SET PROBLEM:
Write out the complete material exactly as it stands.

SUPPLIED RECORDS:
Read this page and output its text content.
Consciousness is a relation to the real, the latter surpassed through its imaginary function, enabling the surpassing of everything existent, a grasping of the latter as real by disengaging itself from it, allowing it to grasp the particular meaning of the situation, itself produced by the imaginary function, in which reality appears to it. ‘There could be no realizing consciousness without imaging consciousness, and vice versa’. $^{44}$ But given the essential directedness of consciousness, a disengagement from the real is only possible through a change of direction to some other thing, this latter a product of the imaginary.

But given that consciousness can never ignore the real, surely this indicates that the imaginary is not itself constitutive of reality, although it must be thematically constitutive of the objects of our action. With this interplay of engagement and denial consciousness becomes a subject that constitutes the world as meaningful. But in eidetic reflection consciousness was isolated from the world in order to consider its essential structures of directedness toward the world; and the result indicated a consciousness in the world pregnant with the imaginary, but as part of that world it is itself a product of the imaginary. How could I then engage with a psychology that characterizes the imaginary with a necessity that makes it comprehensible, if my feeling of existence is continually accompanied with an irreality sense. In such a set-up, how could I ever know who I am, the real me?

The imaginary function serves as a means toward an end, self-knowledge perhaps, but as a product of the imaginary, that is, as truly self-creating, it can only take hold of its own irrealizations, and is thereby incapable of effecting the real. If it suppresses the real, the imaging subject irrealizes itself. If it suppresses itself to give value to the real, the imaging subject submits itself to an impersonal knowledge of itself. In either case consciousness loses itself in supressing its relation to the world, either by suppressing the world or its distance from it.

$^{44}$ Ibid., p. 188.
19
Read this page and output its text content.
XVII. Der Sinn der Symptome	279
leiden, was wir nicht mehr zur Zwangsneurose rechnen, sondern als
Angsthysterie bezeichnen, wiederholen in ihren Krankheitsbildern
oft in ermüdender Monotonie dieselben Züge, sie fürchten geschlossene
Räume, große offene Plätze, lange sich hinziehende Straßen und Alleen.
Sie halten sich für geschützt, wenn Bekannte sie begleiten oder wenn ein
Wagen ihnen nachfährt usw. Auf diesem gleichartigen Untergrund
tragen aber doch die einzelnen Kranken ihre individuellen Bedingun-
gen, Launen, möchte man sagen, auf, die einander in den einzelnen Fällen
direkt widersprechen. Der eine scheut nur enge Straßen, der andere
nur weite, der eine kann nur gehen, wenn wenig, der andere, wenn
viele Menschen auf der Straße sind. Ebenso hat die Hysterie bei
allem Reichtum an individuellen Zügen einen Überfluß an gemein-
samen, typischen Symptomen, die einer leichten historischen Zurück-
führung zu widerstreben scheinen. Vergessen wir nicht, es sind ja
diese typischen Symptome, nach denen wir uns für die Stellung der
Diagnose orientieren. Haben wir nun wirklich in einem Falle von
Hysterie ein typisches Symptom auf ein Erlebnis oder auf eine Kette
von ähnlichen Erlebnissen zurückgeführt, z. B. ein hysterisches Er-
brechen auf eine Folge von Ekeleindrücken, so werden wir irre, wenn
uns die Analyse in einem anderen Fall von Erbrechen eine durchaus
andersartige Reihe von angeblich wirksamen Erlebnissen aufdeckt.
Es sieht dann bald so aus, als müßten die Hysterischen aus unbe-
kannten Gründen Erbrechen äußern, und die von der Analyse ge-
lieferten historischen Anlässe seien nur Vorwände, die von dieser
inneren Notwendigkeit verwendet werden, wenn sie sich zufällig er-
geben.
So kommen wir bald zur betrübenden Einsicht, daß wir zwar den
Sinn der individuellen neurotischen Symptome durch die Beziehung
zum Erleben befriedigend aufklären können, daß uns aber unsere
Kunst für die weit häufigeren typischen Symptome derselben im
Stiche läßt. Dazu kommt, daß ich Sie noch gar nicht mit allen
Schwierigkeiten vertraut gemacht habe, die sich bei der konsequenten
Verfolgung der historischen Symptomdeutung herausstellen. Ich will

COMPLETED EXERCISE:
Read this page and output its text content.
Consciousness is a relation to the real, the latter surpassed through its imaginary function, enabling the surpassing of everything existent, a grasping of the latter as real by disengaging itself from it, allowing it to grasp the particular meaning of the situation, itself produced by the imaginary function, in which reality appears to it. ‘There could be no realizing consciousness without imaging consciousness, and vice versa’. $^{44}$ But given the essential directedness of consciousness, a disengagement from the real is only possible through a change of direction to some other thing, this latter a product of the imaginary.

But given that consciousness can never ignore the real, surely this indicates that the imaginary is not itself constitutive of reality, although it must be thematically constitutive of the objects of our action. With this interplay of engagement and denial consciousness becomes a subject that constitutes the world as meaningful. But in eidetic reflection consciousness was isolated from the world in order to consider its essential structures of directedness toward the world; and the result indicated a consciousness in the world pregnant with the imaginary, but as part of that world it is itself a product of the imaginary. How could I then engage with a psychology that characterizes the imaginary with a necessity that makes it comprehensible, if my feeling of existence is continually accompanied with an irreality sense. In such a set-up, how could I ever know who I am, the real me?

The imaginary function serves as a means toward an end, self-knowledge perhaps, but as a product of the imaginary, that is, as truly self-creating, it can only take hold of its own irrealizations, and is thereby incapable of effecting the real. If it suppresses the real, the imaging subject irrealizes itself. If it suppresses itself to give value to the real, the imaging subject submits itself to an impersonal knowledge of itself. In either case consciousness loses itself in supressing its relation to the world, either by suppressing the world or its distance from it.

$^{44}$ Ibid., p. 188.
19
Read this page and output its text content.
XVII. Der Sinn der Symptome	279
leiden, was wir nicht mehr zur Zwangsneurose rechnen, sondern als
Angsthysterie bezeichnen, wiederholen in ihren Krankheitsbildern
oft in ermüdender Monotonie dieselben Züge, sie fürchten geschlossene
Räume, große offene Plätze, lange sich hinziehende Straßen und Alleen.
Sie halten sich für geschützt, wenn Bekannte sie begleiten oder wenn ein
Wagen ihnen nachfährt usw. Auf diesem gleichartigen Untergrund
tragen aber doch die einzelnen Kranken ihre individuellen Bedingun-
gen, Launen, möchte man sagen, auf, die einander in den einzelnen Fällen
direkt widersprechen. Der eine scheut nur enge Straßen, der andere
nur weite, der eine kann nur gehen, wenn wenig, der andere, wenn
viele Menschen auf der Straße sind. Ebenso hat die Hysterie bei
allem Reichtum an individuellen Zügen einen Überfluß an gemein-
samen, typischen Symptomen, die einer leichten historischen Zurück-
führung zu widerstreben scheinen. Vergessen wir nicht, es sind ja
diese typischen Symptome, nach denen wir uns für die Stellung der
Diagnose orientieren. Haben wir nun wirklich in einem Falle von
Hysterie ein typisches Symptom auf ein Erlebnis oder auf eine Kette
von ähnlichen Erlebnissen zurückgeführt, z. B. ein hysterisches Er-
brechen auf eine Folge von Ekeleindrücken, so werden wir irre, wenn
uns die Analyse in einem anderen Fall von Erbrechen eine durchaus
andersartige Reihe von angeblich wirksamen Erlebnissen aufdeckt.
Es sieht dann bald so aus, als müßten die Hysterischen aus unbe-
kannten Gründen Erbrechen äußern, und die von der Analyse ge-
lieferten historischen Anlässe seien nur Vorwände, die von dieser
inneren Notwendigkeit verwendet werden, wenn sie sich zufällig er-
geben.
So kommen wir bald zur betrübenden Einsicht, daß wir zwar den
Sinn der individuellen neurotischen Symptome durch die Beziehung
zum Erleben befriedigend aufklären können, daß uns aber unsere
Kunst für die weit häufigeren typischen Symptome derselben im
Stiche läßt. Dazu kommt, daß ich Sie noch gar nicht mit allen
Schwierigkeiten vertraut gemacht habe, die sich bei der konsequenten
Verfolgung der historischen Symptomdeutung herausstellen. Ich will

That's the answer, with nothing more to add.